## Task directions
Each line containing the word "chapelle" needs to be copied.

## Data for processing
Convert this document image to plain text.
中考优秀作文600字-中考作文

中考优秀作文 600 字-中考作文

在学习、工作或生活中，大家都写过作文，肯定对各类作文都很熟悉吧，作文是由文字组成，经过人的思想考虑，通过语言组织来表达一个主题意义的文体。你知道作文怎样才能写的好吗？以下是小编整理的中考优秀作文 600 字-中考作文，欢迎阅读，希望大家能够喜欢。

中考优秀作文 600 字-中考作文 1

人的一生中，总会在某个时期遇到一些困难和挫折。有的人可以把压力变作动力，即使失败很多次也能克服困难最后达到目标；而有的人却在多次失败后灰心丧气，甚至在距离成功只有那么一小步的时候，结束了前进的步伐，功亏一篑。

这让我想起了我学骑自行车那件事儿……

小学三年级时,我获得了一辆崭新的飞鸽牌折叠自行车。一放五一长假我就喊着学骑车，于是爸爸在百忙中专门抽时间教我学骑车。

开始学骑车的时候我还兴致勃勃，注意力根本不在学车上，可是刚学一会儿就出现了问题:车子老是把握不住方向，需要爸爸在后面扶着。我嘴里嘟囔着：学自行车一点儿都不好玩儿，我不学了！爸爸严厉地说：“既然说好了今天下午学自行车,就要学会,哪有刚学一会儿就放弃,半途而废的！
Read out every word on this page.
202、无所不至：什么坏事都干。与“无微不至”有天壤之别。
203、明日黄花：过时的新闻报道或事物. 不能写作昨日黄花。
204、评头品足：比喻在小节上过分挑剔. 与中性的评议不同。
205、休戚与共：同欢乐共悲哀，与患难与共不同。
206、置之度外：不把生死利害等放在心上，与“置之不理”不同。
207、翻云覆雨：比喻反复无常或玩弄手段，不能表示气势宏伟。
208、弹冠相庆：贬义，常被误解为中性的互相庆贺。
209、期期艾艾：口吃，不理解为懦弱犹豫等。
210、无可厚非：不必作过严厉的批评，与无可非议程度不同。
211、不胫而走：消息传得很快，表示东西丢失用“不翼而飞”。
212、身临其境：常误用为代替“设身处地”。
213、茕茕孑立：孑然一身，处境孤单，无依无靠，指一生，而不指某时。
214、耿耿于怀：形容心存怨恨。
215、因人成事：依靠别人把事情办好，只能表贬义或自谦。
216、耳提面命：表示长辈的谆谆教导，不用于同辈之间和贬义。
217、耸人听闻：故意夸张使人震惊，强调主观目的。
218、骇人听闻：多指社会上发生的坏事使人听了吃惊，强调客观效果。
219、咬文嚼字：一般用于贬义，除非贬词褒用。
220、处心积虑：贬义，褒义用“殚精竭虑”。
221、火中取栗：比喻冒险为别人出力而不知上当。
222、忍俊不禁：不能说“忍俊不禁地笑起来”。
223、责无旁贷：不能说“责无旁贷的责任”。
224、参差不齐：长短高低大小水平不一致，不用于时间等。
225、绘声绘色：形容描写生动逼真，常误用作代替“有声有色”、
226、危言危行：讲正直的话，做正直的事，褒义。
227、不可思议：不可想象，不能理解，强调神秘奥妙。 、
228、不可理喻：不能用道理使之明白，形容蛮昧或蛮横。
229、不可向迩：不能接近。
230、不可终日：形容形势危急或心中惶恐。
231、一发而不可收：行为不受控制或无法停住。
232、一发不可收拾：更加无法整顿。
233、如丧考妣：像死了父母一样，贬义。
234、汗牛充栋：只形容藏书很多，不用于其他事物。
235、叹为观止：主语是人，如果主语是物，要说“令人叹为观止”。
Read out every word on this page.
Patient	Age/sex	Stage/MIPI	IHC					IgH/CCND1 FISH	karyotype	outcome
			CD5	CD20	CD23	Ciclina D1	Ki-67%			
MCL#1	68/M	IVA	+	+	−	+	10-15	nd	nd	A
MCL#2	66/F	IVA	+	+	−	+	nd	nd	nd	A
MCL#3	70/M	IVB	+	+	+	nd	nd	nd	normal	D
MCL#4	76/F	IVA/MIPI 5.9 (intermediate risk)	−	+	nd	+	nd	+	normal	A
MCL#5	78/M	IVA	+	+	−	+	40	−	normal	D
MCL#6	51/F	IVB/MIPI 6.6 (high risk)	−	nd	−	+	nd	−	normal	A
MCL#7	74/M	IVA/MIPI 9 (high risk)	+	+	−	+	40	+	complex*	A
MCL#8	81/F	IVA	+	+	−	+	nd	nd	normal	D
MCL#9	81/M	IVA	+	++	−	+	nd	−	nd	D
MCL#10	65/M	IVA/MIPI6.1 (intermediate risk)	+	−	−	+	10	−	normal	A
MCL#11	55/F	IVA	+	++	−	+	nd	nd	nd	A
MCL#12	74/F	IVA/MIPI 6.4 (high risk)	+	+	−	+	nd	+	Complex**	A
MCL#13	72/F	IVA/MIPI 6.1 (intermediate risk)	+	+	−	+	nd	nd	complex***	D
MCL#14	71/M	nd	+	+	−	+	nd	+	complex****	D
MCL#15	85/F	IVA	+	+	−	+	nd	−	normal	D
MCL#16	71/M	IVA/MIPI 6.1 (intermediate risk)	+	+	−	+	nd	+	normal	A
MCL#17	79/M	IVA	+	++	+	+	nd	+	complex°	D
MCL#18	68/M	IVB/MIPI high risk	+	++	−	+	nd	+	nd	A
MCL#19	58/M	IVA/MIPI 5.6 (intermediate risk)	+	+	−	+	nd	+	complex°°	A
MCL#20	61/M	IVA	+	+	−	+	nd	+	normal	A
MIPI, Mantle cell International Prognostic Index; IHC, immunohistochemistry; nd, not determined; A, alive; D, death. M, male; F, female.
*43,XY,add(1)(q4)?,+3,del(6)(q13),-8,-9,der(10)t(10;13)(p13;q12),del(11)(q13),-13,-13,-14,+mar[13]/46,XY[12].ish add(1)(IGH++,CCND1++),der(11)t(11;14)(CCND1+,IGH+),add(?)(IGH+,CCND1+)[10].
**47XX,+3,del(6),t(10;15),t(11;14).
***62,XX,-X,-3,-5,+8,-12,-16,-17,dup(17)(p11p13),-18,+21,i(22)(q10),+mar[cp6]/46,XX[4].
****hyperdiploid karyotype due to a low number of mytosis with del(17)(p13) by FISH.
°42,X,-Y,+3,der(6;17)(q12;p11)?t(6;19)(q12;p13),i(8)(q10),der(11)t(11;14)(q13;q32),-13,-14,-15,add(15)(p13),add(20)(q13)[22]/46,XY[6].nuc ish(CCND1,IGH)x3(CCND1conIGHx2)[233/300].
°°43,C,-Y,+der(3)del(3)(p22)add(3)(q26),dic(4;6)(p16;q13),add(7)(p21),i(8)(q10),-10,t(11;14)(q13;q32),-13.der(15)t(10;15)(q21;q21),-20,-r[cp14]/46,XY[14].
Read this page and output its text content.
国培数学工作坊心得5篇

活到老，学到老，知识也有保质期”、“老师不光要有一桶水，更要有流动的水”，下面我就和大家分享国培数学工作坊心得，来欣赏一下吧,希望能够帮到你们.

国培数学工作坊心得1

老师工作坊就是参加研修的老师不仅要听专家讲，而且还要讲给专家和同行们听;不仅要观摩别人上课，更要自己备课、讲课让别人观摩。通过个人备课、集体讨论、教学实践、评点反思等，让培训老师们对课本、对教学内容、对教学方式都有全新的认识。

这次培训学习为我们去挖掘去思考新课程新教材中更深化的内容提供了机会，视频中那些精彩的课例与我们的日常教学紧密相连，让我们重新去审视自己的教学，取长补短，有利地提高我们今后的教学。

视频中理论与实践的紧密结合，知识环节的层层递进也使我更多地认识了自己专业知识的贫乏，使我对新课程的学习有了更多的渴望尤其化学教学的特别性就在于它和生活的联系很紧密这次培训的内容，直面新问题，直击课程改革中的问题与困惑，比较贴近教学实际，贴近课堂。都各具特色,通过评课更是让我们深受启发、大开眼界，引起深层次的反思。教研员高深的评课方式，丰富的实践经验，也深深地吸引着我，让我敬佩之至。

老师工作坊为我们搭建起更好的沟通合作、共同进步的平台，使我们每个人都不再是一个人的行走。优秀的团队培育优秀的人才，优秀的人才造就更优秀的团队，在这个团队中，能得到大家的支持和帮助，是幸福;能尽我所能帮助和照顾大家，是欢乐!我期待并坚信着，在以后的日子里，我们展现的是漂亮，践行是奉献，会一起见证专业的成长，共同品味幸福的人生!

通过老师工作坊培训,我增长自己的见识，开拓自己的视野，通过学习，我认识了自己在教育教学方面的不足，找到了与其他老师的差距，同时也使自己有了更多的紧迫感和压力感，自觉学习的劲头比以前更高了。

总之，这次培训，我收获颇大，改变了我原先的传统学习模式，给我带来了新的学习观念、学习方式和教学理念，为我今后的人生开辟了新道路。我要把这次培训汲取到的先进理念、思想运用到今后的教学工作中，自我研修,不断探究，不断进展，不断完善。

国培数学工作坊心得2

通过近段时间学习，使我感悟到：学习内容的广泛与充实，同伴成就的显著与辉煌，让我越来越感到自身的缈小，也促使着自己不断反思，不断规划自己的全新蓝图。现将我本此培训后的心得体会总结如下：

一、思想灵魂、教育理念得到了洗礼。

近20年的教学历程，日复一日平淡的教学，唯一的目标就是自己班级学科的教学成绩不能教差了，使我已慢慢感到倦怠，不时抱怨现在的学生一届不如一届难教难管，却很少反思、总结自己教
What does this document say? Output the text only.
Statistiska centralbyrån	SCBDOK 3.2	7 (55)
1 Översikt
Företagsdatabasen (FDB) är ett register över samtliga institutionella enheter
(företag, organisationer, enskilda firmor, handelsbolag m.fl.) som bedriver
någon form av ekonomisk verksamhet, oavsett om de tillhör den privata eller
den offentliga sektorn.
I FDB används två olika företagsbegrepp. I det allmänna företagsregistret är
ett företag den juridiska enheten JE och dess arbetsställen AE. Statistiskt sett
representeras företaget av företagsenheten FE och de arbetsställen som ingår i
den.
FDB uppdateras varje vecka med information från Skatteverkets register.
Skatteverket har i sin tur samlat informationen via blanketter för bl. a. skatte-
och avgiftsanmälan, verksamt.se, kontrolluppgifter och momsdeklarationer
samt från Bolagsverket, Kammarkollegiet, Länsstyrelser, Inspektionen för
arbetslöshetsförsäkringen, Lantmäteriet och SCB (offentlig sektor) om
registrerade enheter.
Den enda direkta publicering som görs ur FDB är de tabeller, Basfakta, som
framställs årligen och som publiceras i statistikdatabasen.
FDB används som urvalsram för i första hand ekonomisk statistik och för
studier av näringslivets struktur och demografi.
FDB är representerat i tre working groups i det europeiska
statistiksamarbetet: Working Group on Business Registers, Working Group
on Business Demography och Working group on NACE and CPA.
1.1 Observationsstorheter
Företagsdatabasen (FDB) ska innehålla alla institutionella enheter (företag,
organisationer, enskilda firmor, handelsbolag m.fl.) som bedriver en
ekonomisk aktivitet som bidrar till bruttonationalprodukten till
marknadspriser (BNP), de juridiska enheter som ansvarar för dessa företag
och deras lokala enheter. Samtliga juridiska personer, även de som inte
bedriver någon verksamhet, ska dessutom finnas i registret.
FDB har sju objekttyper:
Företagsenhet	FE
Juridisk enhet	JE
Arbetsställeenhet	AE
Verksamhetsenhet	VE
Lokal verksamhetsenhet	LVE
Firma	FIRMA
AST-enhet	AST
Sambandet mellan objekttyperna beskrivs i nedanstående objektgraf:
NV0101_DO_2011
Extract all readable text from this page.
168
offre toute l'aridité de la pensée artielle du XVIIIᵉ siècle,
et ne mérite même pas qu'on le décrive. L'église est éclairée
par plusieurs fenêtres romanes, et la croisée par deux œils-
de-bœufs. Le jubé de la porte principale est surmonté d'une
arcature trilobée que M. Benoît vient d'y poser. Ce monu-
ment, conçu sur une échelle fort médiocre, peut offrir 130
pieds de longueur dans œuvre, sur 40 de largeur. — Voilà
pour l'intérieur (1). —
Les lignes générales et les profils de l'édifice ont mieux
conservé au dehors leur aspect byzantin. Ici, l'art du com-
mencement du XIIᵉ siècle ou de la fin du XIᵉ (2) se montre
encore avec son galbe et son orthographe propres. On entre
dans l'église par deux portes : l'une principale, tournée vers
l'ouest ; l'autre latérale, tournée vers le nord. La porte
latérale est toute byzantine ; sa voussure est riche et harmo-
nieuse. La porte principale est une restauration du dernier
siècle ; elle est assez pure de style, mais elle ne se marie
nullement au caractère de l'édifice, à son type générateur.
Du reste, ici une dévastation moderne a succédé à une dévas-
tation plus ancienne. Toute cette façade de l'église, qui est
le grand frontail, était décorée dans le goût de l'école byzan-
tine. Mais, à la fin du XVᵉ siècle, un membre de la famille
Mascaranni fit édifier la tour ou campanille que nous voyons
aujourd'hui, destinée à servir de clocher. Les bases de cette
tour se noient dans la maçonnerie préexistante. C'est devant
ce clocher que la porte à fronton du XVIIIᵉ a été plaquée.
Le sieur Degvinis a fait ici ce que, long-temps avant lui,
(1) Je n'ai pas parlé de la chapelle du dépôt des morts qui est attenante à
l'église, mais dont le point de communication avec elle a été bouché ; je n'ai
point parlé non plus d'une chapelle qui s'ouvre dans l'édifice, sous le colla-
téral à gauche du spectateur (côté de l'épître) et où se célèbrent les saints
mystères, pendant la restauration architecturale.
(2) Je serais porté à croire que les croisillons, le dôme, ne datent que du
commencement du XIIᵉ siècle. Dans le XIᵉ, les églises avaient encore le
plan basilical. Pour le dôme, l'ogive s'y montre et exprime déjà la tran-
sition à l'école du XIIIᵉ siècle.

## Complete response
(1) Je n'ai pas parlé de la chapelle du dépôt des morts qui est attenante à
point parlé non plus d'une chapelle qui s'ouvre dans l'édifice, sous le colla-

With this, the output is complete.